---------- DATA FOR THIS TASK

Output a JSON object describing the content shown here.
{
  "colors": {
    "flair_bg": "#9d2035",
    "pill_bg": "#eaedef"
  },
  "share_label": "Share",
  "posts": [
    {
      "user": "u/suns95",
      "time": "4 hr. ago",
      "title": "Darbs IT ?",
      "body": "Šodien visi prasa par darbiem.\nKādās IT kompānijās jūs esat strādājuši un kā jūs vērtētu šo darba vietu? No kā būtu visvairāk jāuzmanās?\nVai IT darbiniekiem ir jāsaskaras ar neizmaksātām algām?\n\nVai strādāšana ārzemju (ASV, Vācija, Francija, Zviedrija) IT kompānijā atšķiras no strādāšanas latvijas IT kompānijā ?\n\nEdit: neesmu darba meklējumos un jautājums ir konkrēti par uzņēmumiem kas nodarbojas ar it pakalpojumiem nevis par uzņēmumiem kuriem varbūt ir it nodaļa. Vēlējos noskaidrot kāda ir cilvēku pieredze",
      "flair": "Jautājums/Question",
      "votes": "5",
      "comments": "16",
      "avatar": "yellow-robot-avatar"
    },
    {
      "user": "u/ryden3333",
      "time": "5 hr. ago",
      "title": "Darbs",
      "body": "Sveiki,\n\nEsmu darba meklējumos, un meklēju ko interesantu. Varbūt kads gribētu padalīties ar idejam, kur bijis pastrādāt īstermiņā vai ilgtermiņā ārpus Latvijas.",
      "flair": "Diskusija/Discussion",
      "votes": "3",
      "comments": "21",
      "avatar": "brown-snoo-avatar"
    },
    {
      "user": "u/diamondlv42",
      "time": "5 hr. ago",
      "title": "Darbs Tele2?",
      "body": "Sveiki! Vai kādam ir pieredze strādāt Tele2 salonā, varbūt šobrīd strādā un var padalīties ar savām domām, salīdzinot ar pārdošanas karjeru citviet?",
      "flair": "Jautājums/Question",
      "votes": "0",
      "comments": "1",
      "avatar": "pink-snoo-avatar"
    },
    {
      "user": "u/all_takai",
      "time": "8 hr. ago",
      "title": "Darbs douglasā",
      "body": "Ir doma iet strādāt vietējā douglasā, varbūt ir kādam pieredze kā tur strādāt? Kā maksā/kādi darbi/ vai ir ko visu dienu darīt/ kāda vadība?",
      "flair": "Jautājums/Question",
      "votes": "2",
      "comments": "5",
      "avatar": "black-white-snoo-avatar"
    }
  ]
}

--------------------

• STATED EXERCISE
Repeat all entries. Match them exactly.

• SOLUTION BELOW
Output a JSON object describing the content shown here.
{
  "colors": {
    "flair_bg": "#9d2035",
    "pill_bg": "#eaedef"
  },
  "share_label": "Share",
  "posts": [
    {
      "user": "u/suns95",
      "time": "4 hr. ago",
      "title": "Darbs IT ?",
      "body": "Šodien visi prasa par darbiem.\nKādās IT kompānijās jūs esat strādājuši un kā jūs vērtētu šo darba vietu? No kā būtu visvairāk jāuzmanās?\nVai IT darbiniekiem ir jāsaskaras ar neizmaksātām algām?\n\nVai strādāšana ārzemju (ASV, Vācija, Francija, Zviedrija) IT kompānijā atšķiras no strādāšanas latvijas IT kompānijā ?\n\nEdit: neesmu darba meklējumos un jautājums ir konkrēti par uzņēmumiem kas nodarbojas ar it pakalpojumiem nevis par uzņēmumiem kuriem varbūt ir it nodaļa. Vēlējos noskaidrot kāda ir cilvēku pieredze",
      "flair": "Jautājums/Question",
      "votes": "5",
      "comments": "16",
      "avatar": "yellow-robot-avatar"
    },
    {
      "user": "u/ryden3333",
      "time": "5 hr. ago",
      "title": "Darbs",
      "body": "Sveiki,\n\nEsmu darba meklējumos, un meklēju ko interesantu. Varbūt kads gribētu padalīties ar idejam, kur bijis pastrādāt īstermiņā vai ilgtermiņā ārpus Latvijas.",
      "flair": "Diskusija/Discussion",
      "votes": "3",
      "comments": "21",
      "avatar": "brown-snoo-avatar"
    },
    {
      "user": "u/diamondlv42",
      "time": "5 hr. ago",
      "title": "Darbs Tele2?",
      "body": "Sveiki! Vai kādam ir pieredze strādāt Tele2 salonā, varbūt šobrīd strādā un var padalīties ar savām domām, salīdzinot ar pārdošanas karjeru citviet?",
      "flair": "Jautājums/Question",
      "votes": "0",
      "comments": "1",
      "avatar": "pink-snoo-avatar"
    },
    {
      "user": "u/all_takai",
      "time": "8 hr. ago",
      "title": "Darbs douglasā",
      "body": "Ir doma iet strādāt vietējā douglasā, varbūt ir kādam pieredze kā tur strādāt? Kā maksā/kādi darbi/ vai ir ko visu dienu darīt/ kāda vadība?",
      "flair": "Jautājums/Question",
      "votes": "2",
      "comments": "5",
      "avatar": "black-white-snoo-avatar"
    }
  ]
}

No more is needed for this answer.